▶ _EXERCISE BRIEF_
Narrow the data below down to the lines containing "Everton".

[Dataset rows about figures]
○ ○ ○ ○ ○ ○ ○

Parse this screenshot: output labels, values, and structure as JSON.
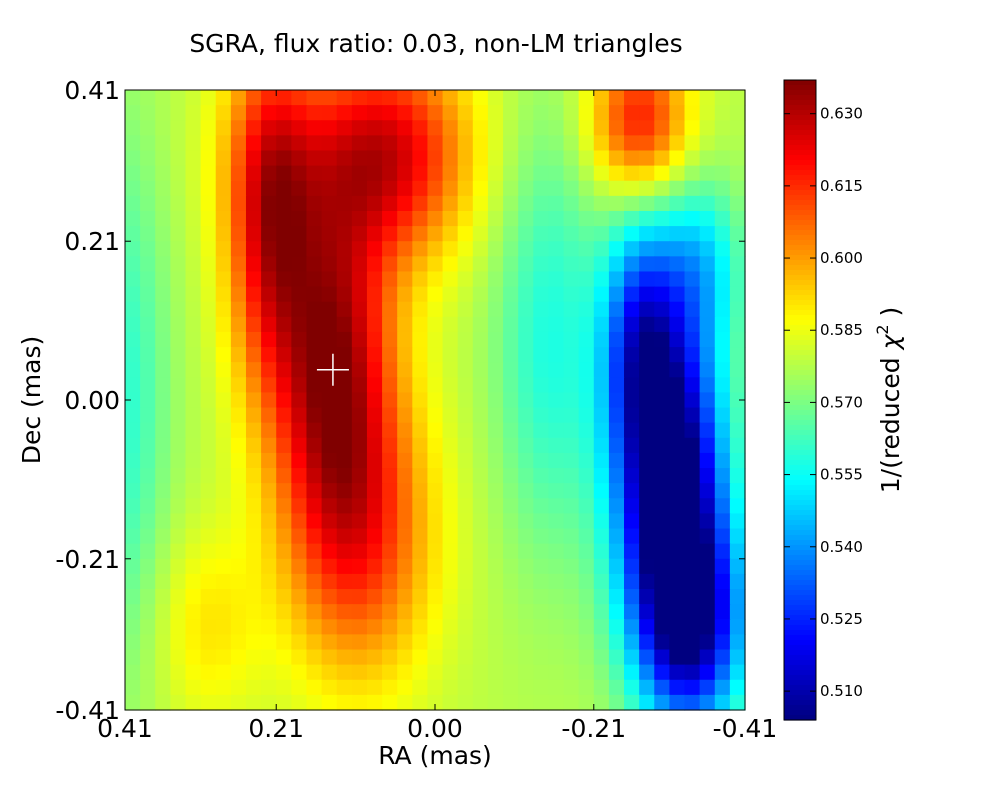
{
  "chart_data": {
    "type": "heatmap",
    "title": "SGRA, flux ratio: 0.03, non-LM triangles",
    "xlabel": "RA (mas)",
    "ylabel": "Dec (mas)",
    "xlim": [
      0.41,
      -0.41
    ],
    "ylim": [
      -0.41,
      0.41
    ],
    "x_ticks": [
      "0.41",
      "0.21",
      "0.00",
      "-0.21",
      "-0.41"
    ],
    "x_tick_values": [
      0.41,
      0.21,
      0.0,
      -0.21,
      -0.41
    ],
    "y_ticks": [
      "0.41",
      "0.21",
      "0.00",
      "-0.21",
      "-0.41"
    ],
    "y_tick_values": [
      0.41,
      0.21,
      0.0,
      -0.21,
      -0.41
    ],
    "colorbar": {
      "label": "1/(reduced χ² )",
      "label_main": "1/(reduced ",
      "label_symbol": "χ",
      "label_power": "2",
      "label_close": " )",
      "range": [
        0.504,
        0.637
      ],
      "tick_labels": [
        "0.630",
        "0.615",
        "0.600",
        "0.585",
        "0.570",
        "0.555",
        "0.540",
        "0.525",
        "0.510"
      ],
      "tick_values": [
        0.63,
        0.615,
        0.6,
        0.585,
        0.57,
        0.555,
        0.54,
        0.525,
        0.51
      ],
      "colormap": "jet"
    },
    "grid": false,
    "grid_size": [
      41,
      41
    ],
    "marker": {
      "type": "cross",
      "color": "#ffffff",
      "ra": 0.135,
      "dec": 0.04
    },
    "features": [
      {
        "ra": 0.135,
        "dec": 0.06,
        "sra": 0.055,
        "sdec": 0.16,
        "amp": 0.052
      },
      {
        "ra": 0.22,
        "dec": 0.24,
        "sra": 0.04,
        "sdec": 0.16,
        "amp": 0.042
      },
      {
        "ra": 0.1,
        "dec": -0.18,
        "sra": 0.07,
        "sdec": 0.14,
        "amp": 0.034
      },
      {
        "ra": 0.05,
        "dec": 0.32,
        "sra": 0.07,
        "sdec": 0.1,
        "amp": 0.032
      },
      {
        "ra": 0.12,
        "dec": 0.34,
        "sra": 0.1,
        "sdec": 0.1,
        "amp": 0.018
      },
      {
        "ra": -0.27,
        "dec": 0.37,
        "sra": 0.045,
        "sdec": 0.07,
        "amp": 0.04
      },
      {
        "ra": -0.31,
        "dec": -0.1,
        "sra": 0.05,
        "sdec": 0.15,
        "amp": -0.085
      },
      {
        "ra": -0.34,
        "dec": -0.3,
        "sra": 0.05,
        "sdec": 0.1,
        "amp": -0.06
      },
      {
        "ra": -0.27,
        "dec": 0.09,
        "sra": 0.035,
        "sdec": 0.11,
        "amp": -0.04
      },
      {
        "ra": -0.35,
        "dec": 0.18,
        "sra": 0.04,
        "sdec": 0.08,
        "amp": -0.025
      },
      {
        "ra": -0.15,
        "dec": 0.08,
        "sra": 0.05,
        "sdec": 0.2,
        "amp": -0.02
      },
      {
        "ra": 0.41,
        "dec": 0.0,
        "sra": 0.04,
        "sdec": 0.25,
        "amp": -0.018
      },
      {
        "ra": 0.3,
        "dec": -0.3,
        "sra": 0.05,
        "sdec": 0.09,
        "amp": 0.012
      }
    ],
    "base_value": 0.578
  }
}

○ ○ ○ ○ ○ ○ ○

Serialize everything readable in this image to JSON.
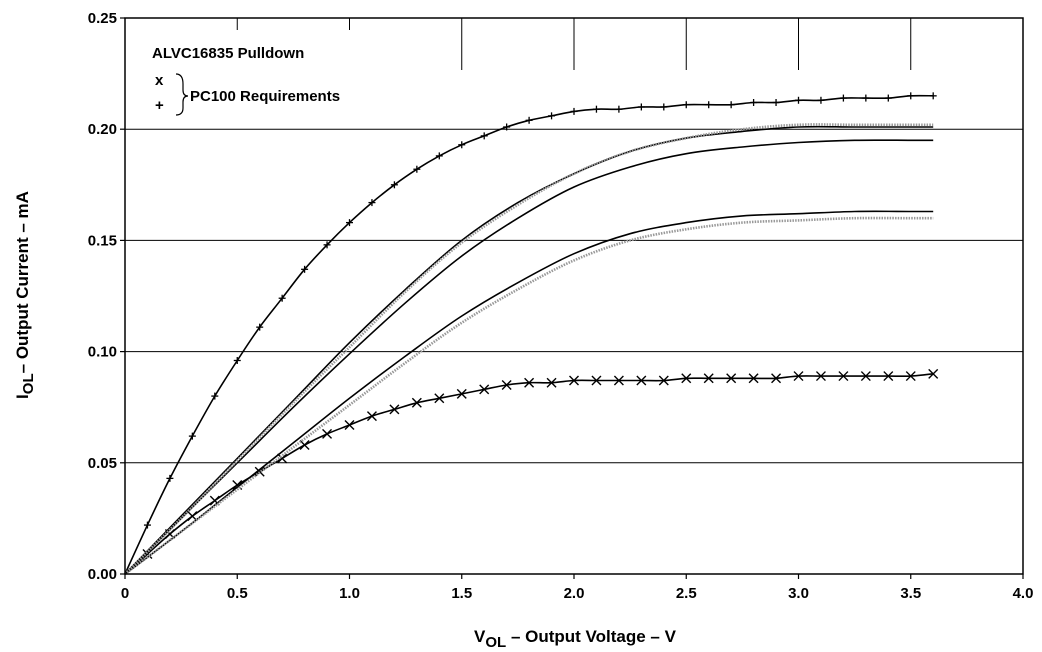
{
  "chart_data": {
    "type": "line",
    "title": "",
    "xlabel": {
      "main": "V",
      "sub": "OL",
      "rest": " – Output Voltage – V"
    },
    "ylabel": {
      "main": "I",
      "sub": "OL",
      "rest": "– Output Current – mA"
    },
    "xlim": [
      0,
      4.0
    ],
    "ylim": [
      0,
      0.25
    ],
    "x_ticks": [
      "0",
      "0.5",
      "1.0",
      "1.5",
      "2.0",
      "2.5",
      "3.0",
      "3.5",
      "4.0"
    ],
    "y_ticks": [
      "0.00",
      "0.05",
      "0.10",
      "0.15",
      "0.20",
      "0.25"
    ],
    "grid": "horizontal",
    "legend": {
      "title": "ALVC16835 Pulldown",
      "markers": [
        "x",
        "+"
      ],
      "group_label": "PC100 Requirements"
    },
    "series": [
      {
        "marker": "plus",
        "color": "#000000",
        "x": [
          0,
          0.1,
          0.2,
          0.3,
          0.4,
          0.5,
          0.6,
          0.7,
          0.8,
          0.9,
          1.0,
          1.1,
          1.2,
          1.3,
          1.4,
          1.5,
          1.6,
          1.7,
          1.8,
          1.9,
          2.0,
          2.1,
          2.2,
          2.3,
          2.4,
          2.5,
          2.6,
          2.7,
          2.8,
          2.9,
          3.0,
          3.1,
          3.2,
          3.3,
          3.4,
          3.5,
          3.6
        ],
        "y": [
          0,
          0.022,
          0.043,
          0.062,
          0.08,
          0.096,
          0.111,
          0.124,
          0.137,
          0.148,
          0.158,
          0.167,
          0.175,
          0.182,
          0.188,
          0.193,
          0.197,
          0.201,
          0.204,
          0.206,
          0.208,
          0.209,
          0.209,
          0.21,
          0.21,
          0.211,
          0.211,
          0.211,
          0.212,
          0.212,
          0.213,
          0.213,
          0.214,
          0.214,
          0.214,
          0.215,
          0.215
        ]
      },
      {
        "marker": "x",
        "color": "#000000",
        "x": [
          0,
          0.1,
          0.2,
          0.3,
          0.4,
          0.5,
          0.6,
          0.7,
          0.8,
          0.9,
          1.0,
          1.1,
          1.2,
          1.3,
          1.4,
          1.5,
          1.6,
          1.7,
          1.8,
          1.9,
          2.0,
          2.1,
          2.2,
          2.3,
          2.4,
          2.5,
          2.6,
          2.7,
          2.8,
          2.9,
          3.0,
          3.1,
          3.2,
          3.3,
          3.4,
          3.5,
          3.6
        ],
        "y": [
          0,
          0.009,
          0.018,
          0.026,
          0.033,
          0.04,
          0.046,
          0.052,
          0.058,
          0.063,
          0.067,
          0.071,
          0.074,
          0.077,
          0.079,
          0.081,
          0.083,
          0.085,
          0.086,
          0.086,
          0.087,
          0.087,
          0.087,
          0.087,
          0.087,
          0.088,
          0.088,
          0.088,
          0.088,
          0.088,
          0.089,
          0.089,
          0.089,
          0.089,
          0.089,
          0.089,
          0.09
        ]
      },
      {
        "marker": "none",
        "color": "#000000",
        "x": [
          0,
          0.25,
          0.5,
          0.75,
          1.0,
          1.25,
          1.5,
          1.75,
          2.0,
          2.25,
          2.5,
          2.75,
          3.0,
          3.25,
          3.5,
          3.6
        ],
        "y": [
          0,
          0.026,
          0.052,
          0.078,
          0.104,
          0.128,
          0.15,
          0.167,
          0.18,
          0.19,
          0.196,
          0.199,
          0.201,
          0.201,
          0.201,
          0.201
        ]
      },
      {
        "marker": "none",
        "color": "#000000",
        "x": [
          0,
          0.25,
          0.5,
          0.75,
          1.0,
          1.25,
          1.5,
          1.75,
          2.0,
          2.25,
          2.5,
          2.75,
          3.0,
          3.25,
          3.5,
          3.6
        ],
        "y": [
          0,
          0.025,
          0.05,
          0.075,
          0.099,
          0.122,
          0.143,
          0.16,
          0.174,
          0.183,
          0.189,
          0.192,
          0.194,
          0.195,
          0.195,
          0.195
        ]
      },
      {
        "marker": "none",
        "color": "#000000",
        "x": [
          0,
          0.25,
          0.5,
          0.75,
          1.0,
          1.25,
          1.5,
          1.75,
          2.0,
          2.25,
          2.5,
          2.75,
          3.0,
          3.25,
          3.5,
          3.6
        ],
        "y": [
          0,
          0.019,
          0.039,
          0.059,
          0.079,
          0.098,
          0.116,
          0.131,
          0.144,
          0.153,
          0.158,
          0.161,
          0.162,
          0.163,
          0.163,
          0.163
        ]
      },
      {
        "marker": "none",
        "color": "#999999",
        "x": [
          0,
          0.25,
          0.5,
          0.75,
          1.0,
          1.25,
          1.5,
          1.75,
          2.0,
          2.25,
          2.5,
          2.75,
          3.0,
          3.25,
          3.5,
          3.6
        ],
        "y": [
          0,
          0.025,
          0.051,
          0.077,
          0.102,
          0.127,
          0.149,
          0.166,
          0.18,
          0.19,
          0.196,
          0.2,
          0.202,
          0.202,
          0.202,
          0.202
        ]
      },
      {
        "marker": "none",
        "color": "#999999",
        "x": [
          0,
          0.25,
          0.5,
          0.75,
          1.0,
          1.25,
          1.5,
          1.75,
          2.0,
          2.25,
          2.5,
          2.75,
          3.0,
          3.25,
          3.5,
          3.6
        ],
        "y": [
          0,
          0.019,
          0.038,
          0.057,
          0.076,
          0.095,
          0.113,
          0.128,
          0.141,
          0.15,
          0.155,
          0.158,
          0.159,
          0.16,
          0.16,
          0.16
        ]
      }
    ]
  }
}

○ ○ ○ ○ ○ ○ ○

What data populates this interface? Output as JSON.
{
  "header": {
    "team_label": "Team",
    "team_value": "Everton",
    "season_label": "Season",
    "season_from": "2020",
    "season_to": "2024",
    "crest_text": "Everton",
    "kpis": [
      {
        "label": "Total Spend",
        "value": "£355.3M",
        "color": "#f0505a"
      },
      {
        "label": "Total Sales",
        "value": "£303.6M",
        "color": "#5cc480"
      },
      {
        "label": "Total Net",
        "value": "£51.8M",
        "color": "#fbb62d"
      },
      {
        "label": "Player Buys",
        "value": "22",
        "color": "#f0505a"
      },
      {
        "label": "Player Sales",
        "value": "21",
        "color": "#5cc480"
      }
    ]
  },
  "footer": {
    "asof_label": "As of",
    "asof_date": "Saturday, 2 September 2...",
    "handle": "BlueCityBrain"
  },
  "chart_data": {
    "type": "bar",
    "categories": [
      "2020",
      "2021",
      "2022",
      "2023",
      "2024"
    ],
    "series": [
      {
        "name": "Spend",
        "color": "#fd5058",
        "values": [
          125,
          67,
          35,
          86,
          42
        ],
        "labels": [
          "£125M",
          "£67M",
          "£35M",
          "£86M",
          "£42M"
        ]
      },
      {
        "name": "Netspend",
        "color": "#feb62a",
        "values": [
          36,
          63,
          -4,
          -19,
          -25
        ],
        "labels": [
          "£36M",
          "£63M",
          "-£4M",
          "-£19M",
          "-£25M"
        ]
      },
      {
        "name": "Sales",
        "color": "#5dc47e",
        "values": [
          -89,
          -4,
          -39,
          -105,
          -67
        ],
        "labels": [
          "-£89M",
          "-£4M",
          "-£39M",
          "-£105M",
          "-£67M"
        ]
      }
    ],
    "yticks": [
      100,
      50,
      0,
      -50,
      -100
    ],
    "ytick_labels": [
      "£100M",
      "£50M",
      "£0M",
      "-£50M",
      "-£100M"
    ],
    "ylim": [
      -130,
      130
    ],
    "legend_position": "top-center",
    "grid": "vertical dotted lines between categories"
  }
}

○ ○ ○ ○ ○ ○ ○

▶ _CORRECT RESULT_
    "team_value": "Everton",
    "crest_text": "Everton",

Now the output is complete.